(Stored records)
********************

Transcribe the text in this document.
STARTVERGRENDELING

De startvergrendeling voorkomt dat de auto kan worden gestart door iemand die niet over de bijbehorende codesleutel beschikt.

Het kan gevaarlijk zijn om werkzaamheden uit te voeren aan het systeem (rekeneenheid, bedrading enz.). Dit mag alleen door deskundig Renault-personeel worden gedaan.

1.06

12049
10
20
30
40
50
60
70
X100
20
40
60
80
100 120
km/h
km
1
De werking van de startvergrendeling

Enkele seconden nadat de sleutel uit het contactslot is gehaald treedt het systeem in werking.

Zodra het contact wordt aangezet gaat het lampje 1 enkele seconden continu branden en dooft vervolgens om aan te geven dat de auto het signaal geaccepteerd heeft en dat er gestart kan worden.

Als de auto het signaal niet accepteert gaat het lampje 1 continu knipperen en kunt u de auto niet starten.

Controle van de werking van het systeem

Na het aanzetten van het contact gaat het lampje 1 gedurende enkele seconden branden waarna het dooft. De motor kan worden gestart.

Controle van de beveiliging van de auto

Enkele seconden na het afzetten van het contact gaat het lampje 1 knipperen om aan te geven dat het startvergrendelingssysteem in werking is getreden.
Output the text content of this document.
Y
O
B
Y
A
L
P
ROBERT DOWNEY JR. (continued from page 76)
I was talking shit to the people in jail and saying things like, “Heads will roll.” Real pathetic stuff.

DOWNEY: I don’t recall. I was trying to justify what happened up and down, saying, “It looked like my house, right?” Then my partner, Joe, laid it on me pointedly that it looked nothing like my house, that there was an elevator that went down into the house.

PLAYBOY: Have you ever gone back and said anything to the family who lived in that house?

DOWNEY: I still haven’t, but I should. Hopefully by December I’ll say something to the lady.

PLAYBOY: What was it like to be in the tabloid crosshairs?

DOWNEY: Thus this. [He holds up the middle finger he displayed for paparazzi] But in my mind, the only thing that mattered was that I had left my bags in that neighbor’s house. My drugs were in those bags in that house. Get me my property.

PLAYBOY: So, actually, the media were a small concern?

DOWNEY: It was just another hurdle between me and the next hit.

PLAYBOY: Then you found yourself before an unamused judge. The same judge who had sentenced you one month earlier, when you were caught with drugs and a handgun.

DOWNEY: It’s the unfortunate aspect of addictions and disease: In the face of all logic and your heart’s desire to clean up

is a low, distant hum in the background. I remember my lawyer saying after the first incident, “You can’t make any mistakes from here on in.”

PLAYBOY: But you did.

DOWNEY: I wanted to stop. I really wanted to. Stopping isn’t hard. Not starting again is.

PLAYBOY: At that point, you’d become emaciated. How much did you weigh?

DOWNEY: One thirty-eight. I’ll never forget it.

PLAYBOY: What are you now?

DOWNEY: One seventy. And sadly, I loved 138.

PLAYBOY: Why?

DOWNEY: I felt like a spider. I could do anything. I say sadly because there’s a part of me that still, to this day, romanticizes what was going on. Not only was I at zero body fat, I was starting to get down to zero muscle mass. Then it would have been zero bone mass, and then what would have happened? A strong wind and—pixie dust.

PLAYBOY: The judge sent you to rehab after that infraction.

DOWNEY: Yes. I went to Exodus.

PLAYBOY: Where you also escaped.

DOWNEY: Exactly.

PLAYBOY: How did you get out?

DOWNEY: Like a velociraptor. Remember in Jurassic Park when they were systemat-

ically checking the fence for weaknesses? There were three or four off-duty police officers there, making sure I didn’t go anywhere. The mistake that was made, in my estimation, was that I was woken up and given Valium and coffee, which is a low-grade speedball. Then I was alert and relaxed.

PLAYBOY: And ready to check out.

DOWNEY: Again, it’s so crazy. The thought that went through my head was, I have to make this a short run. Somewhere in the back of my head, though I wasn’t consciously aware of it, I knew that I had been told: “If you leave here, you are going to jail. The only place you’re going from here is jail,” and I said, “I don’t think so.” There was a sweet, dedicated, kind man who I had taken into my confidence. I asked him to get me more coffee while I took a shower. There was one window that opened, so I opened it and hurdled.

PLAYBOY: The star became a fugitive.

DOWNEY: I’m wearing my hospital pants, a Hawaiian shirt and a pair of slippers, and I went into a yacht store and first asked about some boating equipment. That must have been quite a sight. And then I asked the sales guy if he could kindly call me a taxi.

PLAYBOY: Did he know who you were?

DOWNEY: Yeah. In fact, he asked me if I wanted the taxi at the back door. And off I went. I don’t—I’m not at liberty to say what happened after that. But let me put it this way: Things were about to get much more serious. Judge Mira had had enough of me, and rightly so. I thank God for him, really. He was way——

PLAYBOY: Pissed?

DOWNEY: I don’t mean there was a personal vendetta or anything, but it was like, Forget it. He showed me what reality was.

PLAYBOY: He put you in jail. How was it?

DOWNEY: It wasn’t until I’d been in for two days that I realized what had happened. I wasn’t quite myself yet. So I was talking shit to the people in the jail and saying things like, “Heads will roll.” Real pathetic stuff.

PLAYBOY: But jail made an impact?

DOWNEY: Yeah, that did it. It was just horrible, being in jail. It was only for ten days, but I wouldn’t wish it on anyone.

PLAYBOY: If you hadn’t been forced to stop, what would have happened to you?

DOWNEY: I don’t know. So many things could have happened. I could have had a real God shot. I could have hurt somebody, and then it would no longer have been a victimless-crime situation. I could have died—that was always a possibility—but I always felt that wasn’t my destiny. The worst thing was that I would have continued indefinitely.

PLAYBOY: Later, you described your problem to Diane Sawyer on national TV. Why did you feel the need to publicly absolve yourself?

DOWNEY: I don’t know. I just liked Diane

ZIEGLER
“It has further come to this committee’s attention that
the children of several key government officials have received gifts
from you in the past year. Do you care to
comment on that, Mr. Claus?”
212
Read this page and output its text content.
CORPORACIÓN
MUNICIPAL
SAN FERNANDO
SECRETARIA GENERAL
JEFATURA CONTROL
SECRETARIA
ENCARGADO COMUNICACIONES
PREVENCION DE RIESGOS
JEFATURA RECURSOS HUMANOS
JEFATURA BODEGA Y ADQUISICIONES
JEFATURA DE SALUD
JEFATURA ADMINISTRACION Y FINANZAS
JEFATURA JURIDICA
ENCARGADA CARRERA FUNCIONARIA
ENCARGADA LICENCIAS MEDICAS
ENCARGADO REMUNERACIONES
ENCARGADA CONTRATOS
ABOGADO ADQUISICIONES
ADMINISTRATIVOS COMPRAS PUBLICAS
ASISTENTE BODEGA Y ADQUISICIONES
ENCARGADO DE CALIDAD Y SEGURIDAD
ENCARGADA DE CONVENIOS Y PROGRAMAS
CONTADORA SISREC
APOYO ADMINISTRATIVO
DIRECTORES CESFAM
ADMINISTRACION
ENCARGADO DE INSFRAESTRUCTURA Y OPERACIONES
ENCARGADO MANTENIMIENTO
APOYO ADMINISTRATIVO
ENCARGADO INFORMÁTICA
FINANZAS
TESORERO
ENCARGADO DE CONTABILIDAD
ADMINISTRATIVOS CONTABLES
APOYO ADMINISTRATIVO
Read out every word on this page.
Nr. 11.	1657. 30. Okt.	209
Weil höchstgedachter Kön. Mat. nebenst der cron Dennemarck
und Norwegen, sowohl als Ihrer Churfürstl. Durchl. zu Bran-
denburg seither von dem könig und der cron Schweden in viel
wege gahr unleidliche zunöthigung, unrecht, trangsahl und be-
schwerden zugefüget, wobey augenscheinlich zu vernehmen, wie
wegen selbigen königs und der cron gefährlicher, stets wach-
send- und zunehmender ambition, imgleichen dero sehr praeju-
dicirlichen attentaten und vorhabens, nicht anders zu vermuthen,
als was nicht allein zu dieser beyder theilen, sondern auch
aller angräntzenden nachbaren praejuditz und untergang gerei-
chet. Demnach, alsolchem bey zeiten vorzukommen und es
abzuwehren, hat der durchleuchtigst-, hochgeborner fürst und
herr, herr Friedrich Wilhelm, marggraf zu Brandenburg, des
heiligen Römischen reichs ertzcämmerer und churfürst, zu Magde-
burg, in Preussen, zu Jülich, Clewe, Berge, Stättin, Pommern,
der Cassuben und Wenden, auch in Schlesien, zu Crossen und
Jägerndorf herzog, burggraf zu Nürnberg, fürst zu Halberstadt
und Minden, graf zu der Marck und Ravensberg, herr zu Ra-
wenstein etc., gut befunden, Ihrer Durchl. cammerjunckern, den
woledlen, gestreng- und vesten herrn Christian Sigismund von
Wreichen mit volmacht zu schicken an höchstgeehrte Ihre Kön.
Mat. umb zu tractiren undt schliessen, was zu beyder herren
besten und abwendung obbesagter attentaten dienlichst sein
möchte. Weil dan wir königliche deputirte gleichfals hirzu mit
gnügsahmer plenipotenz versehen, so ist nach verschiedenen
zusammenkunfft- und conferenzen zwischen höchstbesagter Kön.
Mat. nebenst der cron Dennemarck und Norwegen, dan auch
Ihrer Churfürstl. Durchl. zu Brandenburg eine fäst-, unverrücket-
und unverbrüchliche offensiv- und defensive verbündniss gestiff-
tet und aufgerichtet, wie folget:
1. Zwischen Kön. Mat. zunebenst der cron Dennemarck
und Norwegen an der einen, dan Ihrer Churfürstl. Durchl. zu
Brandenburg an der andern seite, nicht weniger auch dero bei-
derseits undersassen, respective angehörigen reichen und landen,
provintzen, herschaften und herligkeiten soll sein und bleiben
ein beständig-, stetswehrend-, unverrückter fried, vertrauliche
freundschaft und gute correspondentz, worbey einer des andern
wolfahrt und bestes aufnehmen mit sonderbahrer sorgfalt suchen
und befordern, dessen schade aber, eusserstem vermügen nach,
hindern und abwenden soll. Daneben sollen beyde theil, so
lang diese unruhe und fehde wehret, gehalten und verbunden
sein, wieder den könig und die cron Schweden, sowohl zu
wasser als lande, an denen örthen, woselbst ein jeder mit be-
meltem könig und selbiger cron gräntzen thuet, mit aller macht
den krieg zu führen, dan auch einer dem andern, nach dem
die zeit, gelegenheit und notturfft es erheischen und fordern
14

********************

Stated problem: Which lines hold the string "Brandenburg"? List them all.

Response to the task:
herr, herr Friedrich Wilhelm, marggraf zu Brandenburg, des
Ihrer Churfürstl. Durchl. zu Brandenburg eine fäst-, unverrücket-
Brandenburg an der andern seite, nicht weniger auch dero bei-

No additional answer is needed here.